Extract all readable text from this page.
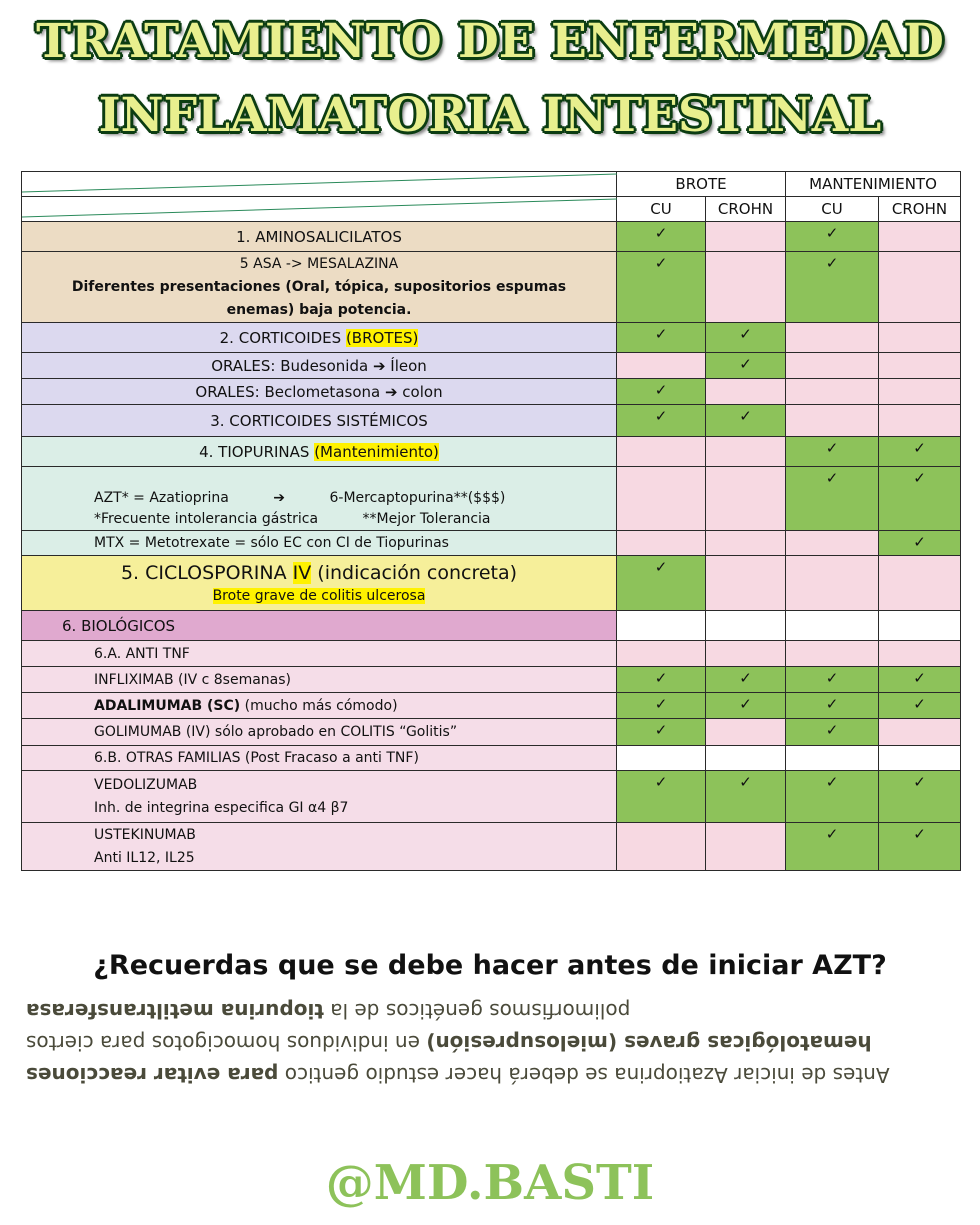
TRATAMIENTO DE ENFERMEDAD
INFLAMATORIA INTESTINAL
	BROTE		MANTENIMIENTO	

	CU	CROHN	CU	CROHN
1. AMINOSALICILATOS	✓		✓	

5 ASA -> MESALAZINA
Diferentes presentaciones (Oral, tópica, supositorios espumas
enemas) baja potencia.	✓		✓	
2. CORTICOIDES (BROTES)	✓	✓		
ORALES: Budesonida ➔ Íleon		✓		
ORALES: Beclometasona ➔ colon	✓			
3. CORTICOIDES SISTÉMICOS	✓	✓		
4. TIOPURINAS (Mantenimiento)			✓	✓

AZT* = Azatioprina          ➔          6-Mercaptopurina**($$$)
*Frecuente intolerancia gástrica          **Mejor Tolerancia			✓	✓
MTX = Metotrexate = sólo EC con CI de Tiopurinas				✓

5. CICLOSPORINA IV (indicación concreta)
Brote grave de colitis ulcerosa	✓			
6. BIOLÓGICOS				
6.A. ANTI TNF				
INFLIXIMAB (IV c 8semanas)	✓	✓	✓	✓
ADALIMUMAB (SC) (mucho más cómodo)	✓	✓	✓	✓
GOLIMUMAB (IV) sólo aprobado en COLITIS “Golitis”	✓		✓	
6.B. OTRAS FAMILIAS (Post Fracaso a anti TNF)				

VEDOLIZUMAB
Inh. de integrina especifica GI α4 β7	✓	✓	✓	✓

USTEKINUMAB
Anti IL12, IL25			✓	✓
¿Recuerdas que se debe hacer antes de iniciar AZT?
Antes de iniciar Azatioprina se deberá hacer estudio gentico para evitar reacciones hematológicas graves (mielosupresión) en individuos homocigotos para ciertos polimorfismos genéticos de la tiopurina metiltransferasa
@MD.BASTI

=-=-=

Goal of the exercise - Copy each line of the listing that contains the string "CORTICOIDES".

Result of the exercise -
2. CORTICOIDES (BROTES)	✓	✓		
3. CORTICOIDES SISTÉMICOS	✓	✓		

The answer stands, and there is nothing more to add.